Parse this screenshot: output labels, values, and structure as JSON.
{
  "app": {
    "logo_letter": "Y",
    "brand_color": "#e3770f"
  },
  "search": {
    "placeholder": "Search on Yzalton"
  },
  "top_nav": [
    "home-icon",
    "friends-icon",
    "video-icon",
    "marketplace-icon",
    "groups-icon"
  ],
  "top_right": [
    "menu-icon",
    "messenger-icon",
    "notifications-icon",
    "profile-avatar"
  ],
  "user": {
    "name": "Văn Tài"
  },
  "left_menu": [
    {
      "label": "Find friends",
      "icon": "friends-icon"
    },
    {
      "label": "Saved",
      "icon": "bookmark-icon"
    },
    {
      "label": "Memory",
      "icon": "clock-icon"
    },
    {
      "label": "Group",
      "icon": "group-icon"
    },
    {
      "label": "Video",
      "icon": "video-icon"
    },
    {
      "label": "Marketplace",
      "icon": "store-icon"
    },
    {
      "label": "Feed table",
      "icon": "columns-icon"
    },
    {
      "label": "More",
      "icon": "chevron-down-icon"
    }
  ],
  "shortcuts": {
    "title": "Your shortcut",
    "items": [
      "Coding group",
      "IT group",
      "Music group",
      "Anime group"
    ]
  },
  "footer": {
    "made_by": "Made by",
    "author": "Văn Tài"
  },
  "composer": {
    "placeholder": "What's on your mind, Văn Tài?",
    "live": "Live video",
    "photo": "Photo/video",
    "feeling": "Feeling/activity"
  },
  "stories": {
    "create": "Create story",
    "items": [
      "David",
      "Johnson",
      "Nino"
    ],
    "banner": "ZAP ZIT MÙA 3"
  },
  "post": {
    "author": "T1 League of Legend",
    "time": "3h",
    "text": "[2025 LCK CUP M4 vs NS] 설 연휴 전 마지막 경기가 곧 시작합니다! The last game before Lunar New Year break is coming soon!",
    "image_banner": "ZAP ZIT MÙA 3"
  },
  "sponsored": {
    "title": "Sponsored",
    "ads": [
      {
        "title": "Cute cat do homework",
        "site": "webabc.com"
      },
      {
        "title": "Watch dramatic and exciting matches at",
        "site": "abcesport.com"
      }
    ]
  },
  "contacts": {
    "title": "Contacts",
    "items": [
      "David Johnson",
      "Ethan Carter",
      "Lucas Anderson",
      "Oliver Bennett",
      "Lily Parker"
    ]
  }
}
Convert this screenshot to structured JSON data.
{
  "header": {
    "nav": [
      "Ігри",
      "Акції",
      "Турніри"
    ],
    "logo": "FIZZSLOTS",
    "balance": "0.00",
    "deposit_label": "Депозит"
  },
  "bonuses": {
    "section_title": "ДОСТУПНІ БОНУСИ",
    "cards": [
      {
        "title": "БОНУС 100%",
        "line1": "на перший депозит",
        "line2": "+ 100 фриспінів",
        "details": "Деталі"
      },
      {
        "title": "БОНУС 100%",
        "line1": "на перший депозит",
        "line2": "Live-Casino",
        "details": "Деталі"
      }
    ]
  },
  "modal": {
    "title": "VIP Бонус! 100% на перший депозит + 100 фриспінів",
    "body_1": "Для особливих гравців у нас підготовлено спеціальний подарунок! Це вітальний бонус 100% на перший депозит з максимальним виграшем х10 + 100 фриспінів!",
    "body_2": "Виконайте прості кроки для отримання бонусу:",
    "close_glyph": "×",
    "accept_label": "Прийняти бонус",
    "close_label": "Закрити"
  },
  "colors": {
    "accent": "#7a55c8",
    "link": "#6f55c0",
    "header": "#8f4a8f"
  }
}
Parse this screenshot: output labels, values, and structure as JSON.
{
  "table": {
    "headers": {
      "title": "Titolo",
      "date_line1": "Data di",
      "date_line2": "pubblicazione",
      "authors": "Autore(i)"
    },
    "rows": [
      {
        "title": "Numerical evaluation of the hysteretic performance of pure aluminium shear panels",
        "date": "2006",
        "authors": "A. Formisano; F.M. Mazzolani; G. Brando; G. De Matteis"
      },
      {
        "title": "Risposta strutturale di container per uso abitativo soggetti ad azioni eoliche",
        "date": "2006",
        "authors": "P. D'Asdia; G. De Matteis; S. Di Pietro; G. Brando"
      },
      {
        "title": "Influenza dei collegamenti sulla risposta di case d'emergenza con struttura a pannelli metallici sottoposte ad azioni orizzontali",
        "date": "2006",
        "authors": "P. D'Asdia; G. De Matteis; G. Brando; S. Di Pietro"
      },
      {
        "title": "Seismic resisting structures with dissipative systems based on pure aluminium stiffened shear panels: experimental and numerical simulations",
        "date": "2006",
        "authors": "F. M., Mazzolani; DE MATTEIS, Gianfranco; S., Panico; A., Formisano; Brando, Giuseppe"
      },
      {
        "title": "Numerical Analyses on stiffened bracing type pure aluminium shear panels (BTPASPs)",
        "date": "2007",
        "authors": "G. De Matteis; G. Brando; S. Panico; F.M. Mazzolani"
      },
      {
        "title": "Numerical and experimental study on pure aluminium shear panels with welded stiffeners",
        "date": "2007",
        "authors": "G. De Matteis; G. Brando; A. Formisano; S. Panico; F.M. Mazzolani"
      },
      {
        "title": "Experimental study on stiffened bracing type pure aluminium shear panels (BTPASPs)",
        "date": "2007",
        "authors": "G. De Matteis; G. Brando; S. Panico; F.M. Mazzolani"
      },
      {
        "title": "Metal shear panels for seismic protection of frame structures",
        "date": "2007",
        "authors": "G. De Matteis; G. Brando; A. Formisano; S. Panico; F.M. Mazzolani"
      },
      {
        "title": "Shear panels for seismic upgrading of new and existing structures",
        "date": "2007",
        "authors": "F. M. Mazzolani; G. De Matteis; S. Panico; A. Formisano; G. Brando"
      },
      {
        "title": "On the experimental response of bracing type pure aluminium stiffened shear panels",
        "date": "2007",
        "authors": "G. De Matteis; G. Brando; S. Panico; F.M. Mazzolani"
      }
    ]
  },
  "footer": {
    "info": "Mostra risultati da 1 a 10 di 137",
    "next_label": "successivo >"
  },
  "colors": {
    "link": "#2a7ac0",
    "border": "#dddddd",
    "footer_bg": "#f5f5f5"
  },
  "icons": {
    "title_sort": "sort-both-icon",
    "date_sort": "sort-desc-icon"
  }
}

+ + + + + + +

PROBLEM REQUIREMENTS —
Return the full listing, character for character.

EXERCISE RESULT —
Parse this screenshot: output labels, values, and structure as JSON.
{
  "app": {
    "logo_letter": "Y",
    "brand_color": "#e3770f"
  },
  "search": {
    "placeholder": "Search on Yzalton"
  },
  "top_nav": [
    "home-icon",
    "friends-icon",
    "video-icon",
    "marketplace-icon",
    "groups-icon"
  ],
  "top_right": [
    "menu-icon",
    "messenger-icon",
    "notifications-icon",
    "profile-avatar"
  ],
  "user": {
    "name": "Văn Tài"
  },
  "left_menu": [
    {
      "label": "Find friends",
      "icon": "friends-icon"
    },
    {
      "label": "Saved",
      "icon": "bookmark-icon"
    },
    {
      "label": "Memory",
      "icon": "clock-icon"
    },
    {
      "label": "Group",
      "icon": "group-icon"
    },
    {
      "label": "Video",
      "icon": "video-icon"
    },
    {
      "label": "Marketplace",
      "icon": "store-icon"
    },
    {
      "label": "Feed table",
      "icon": "columns-icon"
    },
    {
      "label": "More",
      "icon": "chevron-down-icon"
    }
  ],
  "shortcuts": {
    "title": "Your shortcut",
    "items": [
      "Coding group",
      "IT group",
      "Music group",
      "Anime group"
    ]
  },
  "footer": {
    "made_by": "Made by",
    "author": "Văn Tài"
  },
  "composer": {
    "placeholder": "What's on your mind, Văn Tài?",
    "live": "Live video",
    "photo": "Photo/video",
    "feeling": "Feeling/activity"
  },
  "stories": {
    "create": "Create story",
    "items": [
      "David",
      "Johnson",
      "Nino"
    ],
    "banner": "ZAP ZIT MÙA 3"
  },
  "post": {
    "author": "T1 League of Legend",
    "time": "3h",
    "text": "[2025 LCK CUP M4 vs NS] 설 연휴 전 마지막 경기가 곧 시작합니다! The last game before Lunar New Year break is coming soon!",
    "image_banner": "ZAP ZIT MÙA 3"
  },
  "sponsored": {
    "title": "Sponsored",
    "ads": [
      {
        "title": "Cute cat do homework",
        "site": "webabc.com"
      },
      {
        "title": "Watch dramatic and exciting matches at",
        "site": "abcesport.com"
      }
    ]
  },
  "contacts": {
    "title": "Contacts",
    "items": [
      "David Johnson",
      "Ethan Carter",
      "Lucas Anderson",
      "Oliver Bennett",
      "Lily Parker"
    ]
  }
}
Convert this screenshot to structured JSON data.
{
  "header": {
    "nav": [
      "Ігри",
      "Акції",
      "Турніри"
    ],
    "logo": "FIZZSLOTS",
    "balance": "0.00",
    "deposit_label": "Депозит"
  },
  "bonuses": {
    "section_title": "ДОСТУПНІ БОНУСИ",
    "cards": [
      {
        "title": "БОНУС 100%",
        "line1": "на перший депозит",
        "line2": "+ 100 фриспінів",
        "details": "Деталі"
      },
      {
        "title": "БОНУС 100%",
        "line1": "на перший депозит",
        "line2": "Live-Casino",
        "details": "Деталі"
      }
    ]
  },
  "modal": {
    "title": "VIP Бонус! 100% на перший депозит + 100 фриспінів",
    "body_1": "Для особливих гравців у нас підготовлено спеціальний подарунок! Це вітальний бонус 100% на перший депозит з максимальним виграшем х10 + 100 фриспінів!",
    "body_2": "Виконайте прості кроки для отримання бонусу:",
    "close_glyph": "×",
    "accept_label": "Прийняти бонус",
    "close_label": "Закрити"
  },
  "colors": {
    "accent": "#7a55c8",
    "link": "#6f55c0",
    "header": "#8f4a8f"
  }
}
Parse this screenshot: output labels, values, and structure as JSON.
{
  "table": {
    "headers": {
      "title": "Titolo",
      "date_line1": "Data di",
      "date_line2": "pubblicazione",
      "authors": "Autore(i)"
    },
    "rows": [
      {
        "title": "Numerical evaluation of the hysteretic performance of pure aluminium shear panels",
        "date": "2006",
        "authors": "A. Formisano; F.M. Mazzolani; G. Brando; G. De Matteis"
      },
      {
        "title": "Risposta strutturale di container per uso abitativo soggetti ad azioni eoliche",
        "date": "2006",
        "authors": "P. D'Asdia; G. De Matteis; S. Di Pietro; G. Brando"
      },
      {
        "title": "Influenza dei collegamenti sulla risposta di case d'emergenza con struttura a pannelli metallici sottoposte ad azioni orizzontali",
        "date": "2006",
        "authors": "P. D'Asdia; G. De Matteis; G. Brando; S. Di Pietro"
      },
      {
        "title": "Seismic resisting structures with dissipative systems based on pure aluminium stiffened shear panels: experimental and numerical simulations",
        "date": "2006",
        "authors": "F. M., Mazzolani; DE MATTEIS, Gianfranco; S., Panico; A., Formisano; Brando, Giuseppe"
      },
      {
        "title": "Numerical Analyses on stiffened bracing type pure aluminium shear panels (BTPASPs)",
        "date": "2007",
        "authors": "G. De Matteis; G. Brando; S. Panico; F.M. Mazzolani"
      },
      {
        "title": "Numerical and experimental study on pure aluminium shear panels with welded stiffeners",
        "date": "2007",
        "authors": "G. De Matteis; G. Brando; A. Formisano; S. Panico; F.M. Mazzolani"
      },
      {
        "title": "Experimental study on stiffened bracing type pure aluminium shear panels (BTPASPs)",
        "date": "2007",
        "authors": "G. De Matteis; G. Brando; S. Panico; F.M. Mazzolani"
      },
      {
        "title": "Metal shear panels for seismic protection of frame structures",
        "date": "2007",
        "authors": "G. De Matteis; G. Brando; A. Formisano; S. Panico; F.M. Mazzolani"
      },
      {
        "title": "Shear panels for seismic upgrading of new and existing structures",
        "date": "2007",
        "authors": "F. M. Mazzolani; G. De Matteis; S. Panico; A. Formisano; G. Brando"
      },
      {
        "title": "On the experimental response of bracing type pure aluminium stiffened shear panels",
        "date": "2007",
        "authors": "G. De Matteis; G. Brando; S. Panico; F.M. Mazzolani"
      }
    ]
  },
  "footer": {
    "info": "Mostra risultati da 1 a 10 di 137",
    "next_label": "successivo >"
  },
  "colors": {
    "link": "#2a7ac0",
    "border": "#dddddd",
    "footer_bg": "#f5f5f5"
  },
  "icons": {
    "title_sort": "sort-both-icon",
    "date_sort": "sort-desc-icon"
  }
}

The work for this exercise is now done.